● **Task to carry out**
Restate the whole of the material. Keep every word, and drop the pictures.
::::::
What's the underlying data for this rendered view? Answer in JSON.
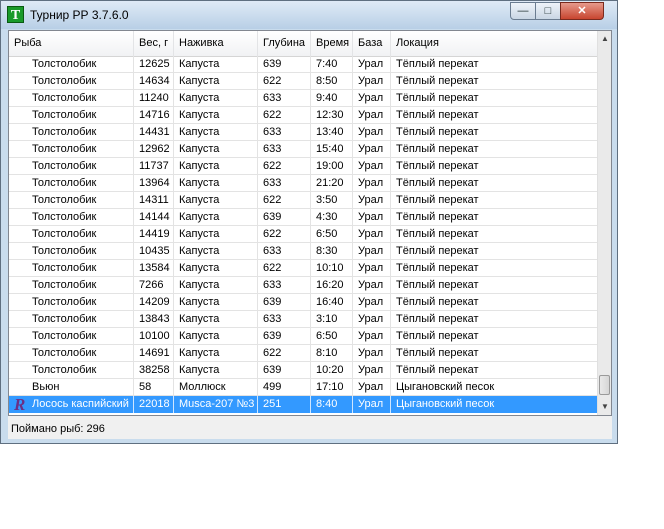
{
  "window": {
    "title": "Турнир РР 3.7.6.0",
    "icon_letter": "T"
  },
  "titlebar_buttons": {
    "minimize": "—",
    "maximize": "□",
    "close": "✕"
  },
  "columns": [
    "Рыба",
    "Вес, г",
    "Наживка",
    "Глубина",
    "Время",
    "База",
    "Локация"
  ],
  "rows": [
    [
      "Толстолобик",
      "12625",
      "Капуста",
      "639",
      "7:40",
      "Урал",
      "Тёплый перекат"
    ],
    [
      "Толстолобик",
      "14634",
      "Капуста",
      "622",
      "8:50",
      "Урал",
      "Тёплый перекат"
    ],
    [
      "Толстолобик",
      "11240",
      "Капуста",
      "633",
      "9:40",
      "Урал",
      "Тёплый перекат"
    ],
    [
      "Толстолобик",
      "14716",
      "Капуста",
      "622",
      "12:30",
      "Урал",
      "Тёплый перекат"
    ],
    [
      "Толстолобик",
      "14431",
      "Капуста",
      "633",
      "13:40",
      "Урал",
      "Тёплый перекат"
    ],
    [
      "Толстолобик",
      "12962",
      "Капуста",
      "633",
      "15:40",
      "Урал",
      "Тёплый перекат"
    ],
    [
      "Толстолобик",
      "11737",
      "Капуста",
      "622",
      "19:00",
      "Урал",
      "Тёплый перекат"
    ],
    [
      "Толстолобик",
      "13964",
      "Капуста",
      "633",
      "21:20",
      "Урал",
      "Тёплый перекат"
    ],
    [
      "Толстолобик",
      "14311",
      "Капуста",
      "622",
      "3:50",
      "Урал",
      "Тёплый перекат"
    ],
    [
      "Толстолобик",
      "14144",
      "Капуста",
      "639",
      "4:30",
      "Урал",
      "Тёплый перекат"
    ],
    [
      "Толстолобик",
      "14419",
      "Капуста",
      "622",
      "6:50",
      "Урал",
      "Тёплый перекат"
    ],
    [
      "Толстолобик",
      "10435",
      "Капуста",
      "633",
      "8:30",
      "Урал",
      "Тёплый перекат"
    ],
    [
      "Толстолобик",
      "13584",
      "Капуста",
      "622",
      "10:10",
      "Урал",
      "Тёплый перекат"
    ],
    [
      "Толстолобик",
      "7266",
      "Капуста",
      "633",
      "16:20",
      "Урал",
      "Тёплый перекат"
    ],
    [
      "Толстолобик",
      "14209",
      "Капуста",
      "639",
      "16:40",
      "Урал",
      "Тёплый перекат"
    ],
    [
      "Толстолобик",
      "13843",
      "Капуста",
      "633",
      "3:10",
      "Урал",
      "Тёплый перекат"
    ],
    [
      "Толстолобик",
      "10100",
      "Капуста",
      "639",
      "6:50",
      "Урал",
      "Тёплый перекат"
    ],
    [
      "Толстолобик",
      "14691",
      "Капуста",
      "622",
      "8:10",
      "Урал",
      "Тёплый перекат"
    ],
    [
      "Толстолобик",
      "38258",
      "Капуста",
      "639",
      "10:20",
      "Урал",
      "Тёплый перекат"
    ],
    [
      "Вьюн",
      "58",
      "Моллюск",
      "499",
      "17:10",
      "Урал",
      "Цыгановский песок"
    ],
    [
      "Лосось каспийский",
      "22018",
      "Musca-207 №3",
      "251",
      "8:40",
      "Урал",
      "Цыгановский песок"
    ]
  ],
  "selected_row": 20,
  "selected_row_icon": "R",
  "status": "Поймано рыб: 296",
  "colors": {
    "selection": "#3399ff",
    "titlebar": "#b8cfe6",
    "app_icon": "#1a9a2a"
  }
}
::::::
● **Task answer**
What's the underlying data for this rendered view? Answer in JSON.
{
  "window": {
    "title": "Турнир РР 3.7.6.0",
    "icon_letter": "T"
  },
  "titlebar_buttons": {
    "minimize": "—",
    "maximize": "□",
    "close": "✕"
  },
  "columns": [
    "Рыба",
    "Вес, г",
    "Наживка",
    "Глубина",
    "Время",
    "База",
    "Локация"
  ],
  "rows": [
    [
      "Толстолобик",
      "12625",
      "Капуста",
      "639",
      "7:40",
      "Урал",
      "Тёплый перекат"
    ],
    [
      "Толстолобик",
      "14634",
      "Капуста",
      "622",
      "8:50",
      "Урал",
      "Тёплый перекат"
    ],
    [
      "Толстолобик",
      "11240",
      "Капуста",
      "633",
      "9:40",
      "Урал",
      "Тёплый перекат"
    ],
    [
      "Толстолобик",
      "14716",
      "Капуста",
      "622",
      "12:30",
      "Урал",
      "Тёплый перекат"
    ],
    [
      "Толстолобик",
      "14431",
      "Капуста",
      "633",
      "13:40",
      "Урал",
      "Тёплый перекат"
    ],
    [
      "Толстолобик",
      "12962",
      "Капуста",
      "633",
      "15:40",
      "Урал",
      "Тёплый перекат"
    ],
    [
      "Толстолобик",
      "11737",
      "Капуста",
      "622",
      "19:00",
      "Урал",
      "Тёплый перекат"
    ],
    [
      "Толстолобик",
      "13964",
      "Капуста",
      "633",
      "21:20",
      "Урал",
      "Тёплый перекат"
    ],
    [
      "Толстолобик",
      "14311",
      "Капуста",
      "622",
      "3:50",
      "Урал",
      "Тёплый перекат"
    ],
    [
      "Толстолобик",
      "14144",
      "Капуста",
      "639",
      "4:30",
      "Урал",
      "Тёплый перекат"
    ],
    [
      "Толстолобик",
      "14419",
      "Капуста",
      "622",
      "6:50",
      "Урал",
      "Тёплый перекат"
    ],
    [
      "Толстолобик",
      "10435",
      "Капуста",
      "633",
      "8:30",
      "Урал",
      "Тёплый перекат"
    ],
    [
      "Толстолобик",
      "13584",
      "Капуста",
      "622",
      "10:10",
      "Урал",
      "Тёплый перекат"
    ],
    [
      "Толстолобик",
      "7266",
      "Капуста",
      "633",
      "16:20",
      "Урал",
      "Тёплый перекат"
    ],
    [
      "Толстолобик",
      "14209",
      "Капуста",
      "639",
      "16:40",
      "Урал",
      "Тёплый перекат"
    ],
    [
      "Толстолобик",
      "13843",
      "Капуста",
      "633",
      "3:10",
      "Урал",
      "Тёплый перекат"
    ],
    [
      "Толстолобик",
      "10100",
      "Капуста",
      "639",
      "6:50",
      "Урал",
      "Тёплый перекат"
    ],
    [
      "Толстолобик",
      "14691",
      "Капуста",
      "622",
      "8:10",
      "Урал",
      "Тёплый перекат"
    ],
    [
      "Толстолобик",
      "38258",
      "Капуста",
      "639",
      "10:20",
      "Урал",
      "Тёплый перекат"
    ],
    [
      "Вьюн",
      "58",
      "Моллюск",
      "499",
      "17:10",
      "Урал",
      "Цыгановский песок"
    ],
    [
      "Лосось каспийский",
      "22018",
      "Musca-207 №3",
      "251",
      "8:40",
      "Урал",
      "Цыгановский песок"
    ]
  ],
  "selected_row": 20,
  "selected_row_icon": "R",
  "status": "Поймано рыб: 296",
  "colors": {
    "selection": "#3399ff",
    "titlebar": "#b8cfe6",
    "app_icon": "#1a9a2a"
  }
}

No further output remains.